Records from a collection of figures:
- - -
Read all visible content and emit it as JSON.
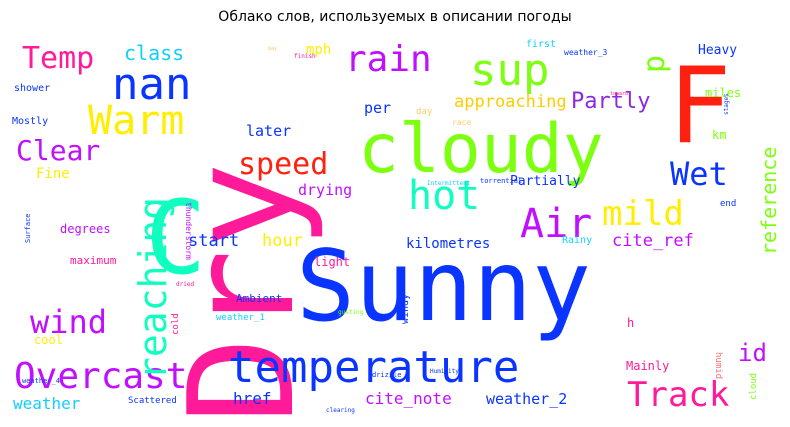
{
  "chart_data": {
    "type": "wordcloud",
    "title": "Облако слов, используемых в описании погоды",
    "words": [
      {
        "text": "Sunny",
        "color": "#0a34ff"
      },
      {
        "text": "Dry",
        "color": "#ff1a9a"
      },
      {
        "text": "cloudy",
        "color": "#7dff10"
      },
      {
        "text": "F",
        "color": "#ff2010"
      },
      {
        "text": "C",
        "color": "#10ffc0"
      },
      {
        "text": "temperature",
        "color": "#0a34ff"
      },
      {
        "text": "nan",
        "color": "#0a34ff"
      },
      {
        "text": "Warm",
        "color": "#ffee00"
      },
      {
        "text": "rain",
        "color": "#c010ff"
      },
      {
        "text": "sup",
        "color": "#7dff10"
      },
      {
        "text": "hot",
        "color": "#10ffc0"
      },
      {
        "text": "Air",
        "color": "#c010ff"
      },
      {
        "text": "mild",
        "color": "#ffee00"
      },
      {
        "text": "speed",
        "color": "#ff2010"
      },
      {
        "text": "Overcast",
        "color": "#c010ff"
      },
      {
        "text": "reaching",
        "color": "#10ffc0"
      },
      {
        "text": "Temp",
        "color": "#ff1a9a"
      },
      {
        "text": "Track",
        "color": "#ff1a9a"
      },
      {
        "text": "wind",
        "color": "#c010ff"
      },
      {
        "text": "Clear",
        "color": "#c010ff"
      },
      {
        "text": "Wet",
        "color": "#0a34ff"
      },
      {
        "text": "reference",
        "color": "#7dff10"
      },
      {
        "text": "Partly",
        "color": "#8a2be2"
      },
      {
        "text": "p",
        "color": "#7dff10"
      },
      {
        "text": "class",
        "color": "#10d0ff"
      },
      {
        "text": "id",
        "color": "#c010ff"
      },
      {
        "text": "approaching",
        "color": "#ffcc00"
      },
      {
        "text": "cite_ref",
        "color": "#c010ff"
      },
      {
        "text": "start",
        "color": "#0a34ff"
      },
      {
        "text": "hour",
        "color": "#ffee00"
      },
      {
        "text": "drying",
        "color": "#c010ff"
      },
      {
        "text": "kilometres",
        "color": "#0a34ff"
      },
      {
        "text": "Partially",
        "color": "#0a34ff"
      },
      {
        "text": "later",
        "color": "#0a34ff"
      },
      {
        "text": "per",
        "color": "#0a34ff"
      },
      {
        "text": "href",
        "color": "#0a34ff"
      },
      {
        "text": "cite_note",
        "color": "#c010ff"
      },
      {
        "text": "weather_2",
        "color": "#0a34ff"
      },
      {
        "text": "weather",
        "color": "#10d0ff"
      },
      {
        "text": "Fine",
        "color": "#ffee00"
      },
      {
        "text": "mph",
        "color": "#ffee00"
      },
      {
        "text": "Heavy",
        "color": "#0a34ff"
      },
      {
        "text": "miles",
        "color": "#7dff10"
      },
      {
        "text": "km",
        "color": "#7dff10"
      },
      {
        "text": "first",
        "color": "#10d0ff"
      },
      {
        "text": "day",
        "color": "#ffcc66"
      },
      {
        "text": "race",
        "color": "#ffcc66"
      },
      {
        "text": "light",
        "color": "#ff1a9a"
      },
      {
        "text": "degrees",
        "color": "#c010ff"
      },
      {
        "text": "maximum",
        "color": "#ff1a9a"
      },
      {
        "text": "Ambient",
        "color": "#0a34ff"
      },
      {
        "text": "weather_1",
        "color": "#10d0ff"
      },
      {
        "text": "cool",
        "color": "#ffee00"
      },
      {
        "text": "Mainly",
        "color": "#ff1a9a"
      },
      {
        "text": "Rainy",
        "color": "#10d0ff"
      },
      {
        "text": "humid",
        "color": "#ff7070"
      },
      {
        "text": "cloud",
        "color": "#7dff10"
      },
      {
        "text": "windy",
        "color": "#0a34ff"
      },
      {
        "text": "shower",
        "color": "#0a34ff"
      },
      {
        "text": "Mostly",
        "color": "#0a34ff"
      },
      {
        "text": "Scattered",
        "color": "#0a34ff"
      },
      {
        "text": "weather_3",
        "color": "#0a34ff"
      },
      {
        "text": "end",
        "color": "#0a34ff"
      },
      {
        "text": "torrential",
        "color": "#0a34ff"
      },
      {
        "text": "Intermittent",
        "color": "#10d0ff"
      },
      {
        "text": "thunderstorm",
        "color": "#c010ff"
      },
      {
        "text": "Surface",
        "color": "#0a34ff"
      },
      {
        "text": "cold",
        "color": "#ff1a9a"
      },
      {
        "text": "h",
        "color": "#ff1a9a"
      },
      {
        "text": "weather_4",
        "color": "#0a34ff"
      },
      {
        "text": "drizzle",
        "color": "#0a34ff"
      },
      {
        "text": "Humidity",
        "color": "#0a34ff"
      },
      {
        "text": "gusting",
        "color": "#7dff10"
      },
      {
        "text": "dried",
        "color": "#ff1a9a"
      },
      {
        "text": "clearing",
        "color": "#0a34ff"
      },
      {
        "text": "stages",
        "color": "#0a34ff"
      },
      {
        "text": "toward",
        "color": "#ff1a9a"
      },
      {
        "text": "finish",
        "color": "#ff1a9a"
      },
      {
        "text": "may",
        "color": "#ffcc66"
      }
    ]
  }
}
- - -
Problem requirements:
Write out all the entries exactly, except for the pictures.

Answer below:
Read all visible content and emit it as JSON.
{
  "chart_data": {
    "type": "wordcloud",
    "title": "Облако слов, используемых в описании погоды",
    "words": [
      {
        "text": "Sunny",
        "color": "#0a34ff"
      },
      {
        "text": "Dry",
        "color": "#ff1a9a"
      },
      {
        "text": "cloudy",
        "color": "#7dff10"
      },
      {
        "text": "F",
        "color": "#ff2010"
      },
      {
        "text": "C",
        "color": "#10ffc0"
      },
      {
        "text": "temperature",
        "color": "#0a34ff"
      },
      {
        "text": "nan",
        "color": "#0a34ff"
      },
      {
        "text": "Warm",
        "color": "#ffee00"
      },
      {
        "text": "rain",
        "color": "#c010ff"
      },
      {
        "text": "sup",
        "color": "#7dff10"
      },
      {
        "text": "hot",
        "color": "#10ffc0"
      },
      {
        "text": "Air",
        "color": "#c010ff"
      },
      {
        "text": "mild",
        "color": "#ffee00"
      },
      {
        "text": "speed",
        "color": "#ff2010"
      },
      {
        "text": "Overcast",
        "color": "#c010ff"
      },
      {
        "text": "reaching",
        "color": "#10ffc0"
      },
      {
        "text": "Temp",
        "color": "#ff1a9a"
      },
      {
        "text": "Track",
        "color": "#ff1a9a"
      },
      {
        "text": "wind",
        "color": "#c010ff"
      },
      {
        "text": "Clear",
        "color": "#c010ff"
      },
      {
        "text": "Wet",
        "color": "#0a34ff"
      },
      {
        "text": "reference",
        "color": "#7dff10"
      },
      {
        "text": "Partly",
        "color": "#8a2be2"
      },
      {
        "text": "p",
        "color": "#7dff10"
      },
      {
        "text": "class",
        "color": "#10d0ff"
      },
      {
        "text": "id",
        "color": "#c010ff"
      },
      {
        "text": "approaching",
        "color": "#ffcc00"
      },
      {
        "text": "cite_ref",
        "color": "#c010ff"
      },
      {
        "text": "start",
        "color": "#0a34ff"
      },
      {
        "text": "hour",
        "color": "#ffee00"
      },
      {
        "text": "drying",
        "color": "#c010ff"
      },
      {
        "text": "kilometres",
        "color": "#0a34ff"
      },
      {
        "text": "Partially",
        "color": "#0a34ff"
      },
      {
        "text": "later",
        "color": "#0a34ff"
      },
      {
        "text": "per",
        "color": "#0a34ff"
      },
      {
        "text": "href",
        "color": "#0a34ff"
      },
      {
        "text": "cite_note",
        "color": "#c010ff"
      },
      {
        "text": "weather_2",
        "color": "#0a34ff"
      },
      {
        "text": "weather",
        "color": "#10d0ff"
      },
      {
        "text": "Fine",
        "color": "#ffee00"
      },
      {
        "text": "mph",
        "color": "#ffee00"
      },
      {
        "text": "Heavy",
        "color": "#0a34ff"
      },
      {
        "text": "miles",
        "color": "#7dff10"
      },
      {
        "text": "km",
        "color": "#7dff10"
      },
      {
        "text": "first",
        "color": "#10d0ff"
      },
      {
        "text": "day",
        "color": "#ffcc66"
      },
      {
        "text": "race",
        "color": "#ffcc66"
      },
      {
        "text": "light",
        "color": "#ff1a9a"
      },
      {
        "text": "degrees",
        "color": "#c010ff"
      },
      {
        "text": "maximum",
        "color": "#ff1a9a"
      },
      {
        "text": "Ambient",
        "color": "#0a34ff"
      },
      {
        "text": "weather_1",
        "color": "#10d0ff"
      },
      {
        "text": "cool",
        "color": "#ffee00"
      },
      {
        "text": "Mainly",
        "color": "#ff1a9a"
      },
      {
        "text": "Rainy",
        "color": "#10d0ff"
      },
      {
        "text": "humid",
        "color": "#ff7070"
      },
      {
        "text": "cloud",
        "color": "#7dff10"
      },
      {
        "text": "windy",
        "color": "#0a34ff"
      },
      {
        "text": "shower",
        "color": "#0a34ff"
      },
      {
        "text": "Mostly",
        "color": "#0a34ff"
      },
      {
        "text": "Scattered",
        "color": "#0a34ff"
      },
      {
        "text": "weather_3",
        "color": "#0a34ff"
      },
      {
        "text": "end",
        "color": "#0a34ff"
      },
      {
        "text": "torrential",
        "color": "#0a34ff"
      },
      {
        "text": "Intermittent",
        "color": "#10d0ff"
      },
      {
        "text": "thunderstorm",
        "color": "#c010ff"
      },
      {
        "text": "Surface",
        "color": "#0a34ff"
      },
      {
        "text": "cold",
        "color": "#ff1a9a"
      },
      {
        "text": "h",
        "color": "#ff1a9a"
      },
      {
        "text": "weather_4",
        "color": "#0a34ff"
      },
      {
        "text": "drizzle",
        "color": "#0a34ff"
      },
      {
        "text": "Humidity",
        "color": "#0a34ff"
      },
      {
        "text": "gusting",
        "color": "#7dff10"
      },
      {
        "text": "dried",
        "color": "#ff1a9a"
      },
      {
        "text": "clearing",
        "color": "#0a34ff"
      },
      {
        "text": "stages",
        "color": "#0a34ff"
      },
      {
        "text": "toward",
        "color": "#ff1a9a"
      },
      {
        "text": "finish",
        "color": "#ff1a9a"
      },
      {
        "text": "may",
        "color": "#ffcc66"
      }
    ]
  }
}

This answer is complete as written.